◆ **Task requirements**: Repeat all the records exactly, omitting pictures.

-- start Input material --

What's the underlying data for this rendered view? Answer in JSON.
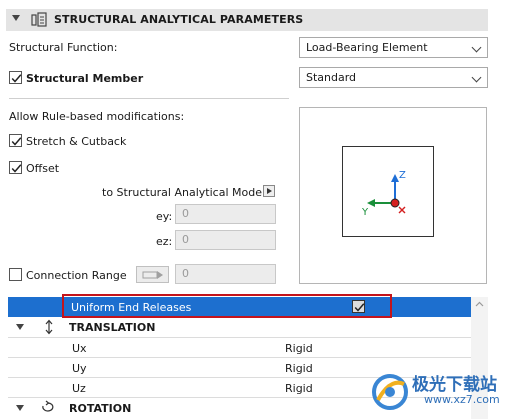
{
  "header": {
    "title": "STRUCTURAL ANALYTICAL PARAMETERS"
  },
  "structural_function": {
    "label": "Structural Function:",
    "value": "Load-Bearing Element"
  },
  "structural_member": {
    "label": "Structural Member",
    "checked": true,
    "value": "Standard"
  },
  "rule_based": {
    "label": "Allow Rule-based modifications:"
  },
  "stretch_cutback": {
    "label": "Stretch & Cutback",
    "checked": true
  },
  "offset": {
    "label": "Offset",
    "checked": true
  },
  "to_model": {
    "label": "to Structural Analytical Model"
  },
  "ey": {
    "label": "ey:",
    "value": "0"
  },
  "ez": {
    "label": "ez:",
    "value": "0"
  },
  "connection_range": {
    "label": "Connection Range",
    "checked": false,
    "value": "0"
  },
  "axes": {
    "z": "Z",
    "y": "Y",
    "green": "#1a8f3a",
    "blue": "#1e6ed6",
    "red": "#d42020"
  },
  "table": {
    "selected_row": {
      "label": "Uniform End Releases",
      "checked": true
    },
    "groups": [
      {
        "label": "TRANSLATION",
        "icon": "vertical-arrows-icon"
      },
      {
        "label": "ROTATION",
        "icon": "rotation-icon"
      }
    ],
    "rows": [
      {
        "name": "Ux",
        "value": "Rigid"
      },
      {
        "name": "Uy",
        "value": "Rigid"
      },
      {
        "name": "Uz",
        "value": "Rigid"
      }
    ]
  },
  "watermark": {
    "title": "极光下载站",
    "url": "www.xz7.com"
  },
  "colors": {
    "selection": "#1d6fcf",
    "highlight_border": "#c4141b",
    "header_bg": "#e4e4e4"
  }
}
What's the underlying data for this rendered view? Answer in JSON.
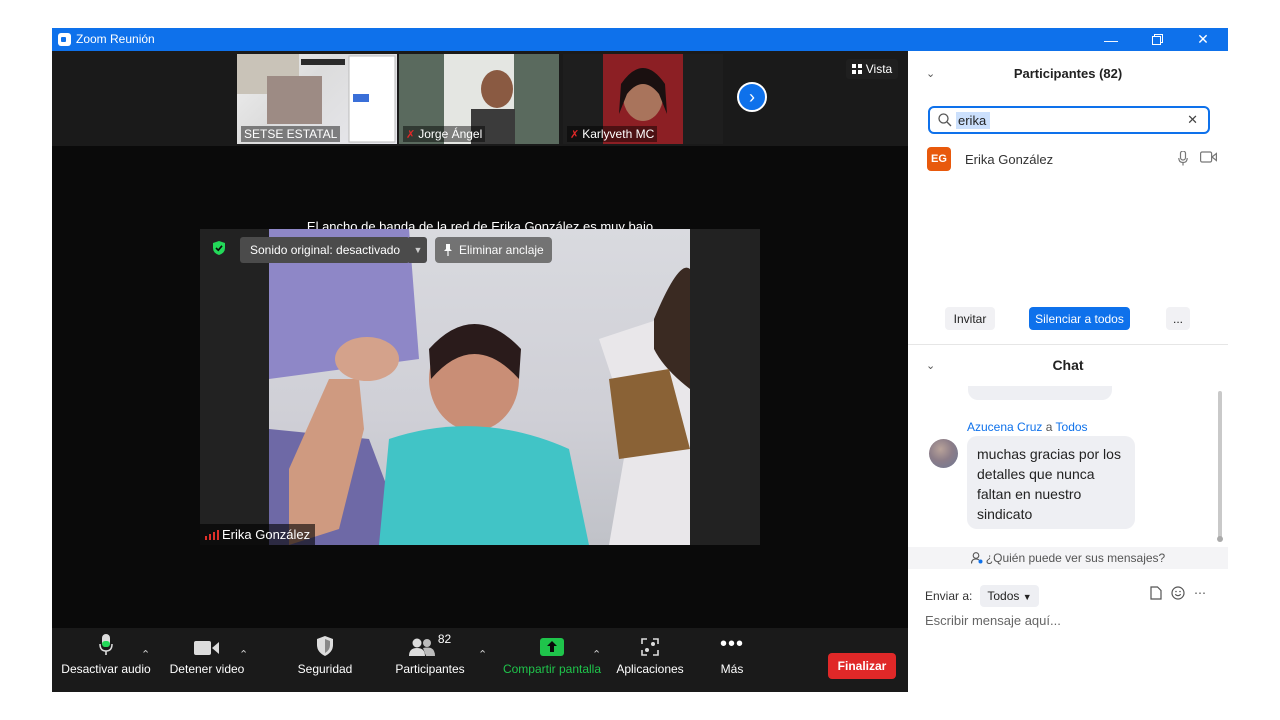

-- end Input material --

◆ **Solved problem**:
What's the underlying data for this rendered view? Answer in JSON.
{
  "header": {
    "title": "STRUCTURAL ANALYTICAL PARAMETERS"
  },
  "structural_function": {
    "label": "Structural Function:",
    "value": "Load-Bearing Element"
  },
  "structural_member": {
    "label": "Structural Member",
    "checked": true,
    "value": "Standard"
  },
  "rule_based": {
    "label": "Allow Rule-based modifications:"
  },
  "stretch_cutback": {
    "label": "Stretch & Cutback",
    "checked": true
  },
  "offset": {
    "label": "Offset",
    "checked": true
  },
  "to_model": {
    "label": "to Structural Analytical Model"
  },
  "ey": {
    "label": "ey:",
    "value": "0"
  },
  "ez": {
    "label": "ez:",
    "value": "0"
  },
  "connection_range": {
    "label": "Connection Range",
    "checked": false,
    "value": "0"
  },
  "axes": {
    "z": "Z",
    "y": "Y",
    "green": "#1a8f3a",
    "blue": "#1e6ed6",
    "red": "#d42020"
  },
  "table": {
    "selected_row": {
      "label": "Uniform End Releases",
      "checked": true
    },
    "groups": [
      {
        "label": "TRANSLATION",
        "icon": "vertical-arrows-icon"
      },
      {
        "label": "ROTATION",
        "icon": "rotation-icon"
      }
    ],
    "rows": [
      {
        "name": "Ux",
        "value": "Rigid"
      },
      {
        "name": "Uy",
        "value": "Rigid"
      },
      {
        "name": "Uz",
        "value": "Rigid"
      }
    ]
  },
  "watermark": {
    "title": "极光下载站",
    "url": "www.xz7.com"
  },
  "colors": {
    "selection": "#1d6fcf",
    "highlight_border": "#c4141b",
    "header_bg": "#e4e4e4"
  }
}
What's the underlying data for this rendered view? Answer in JSON.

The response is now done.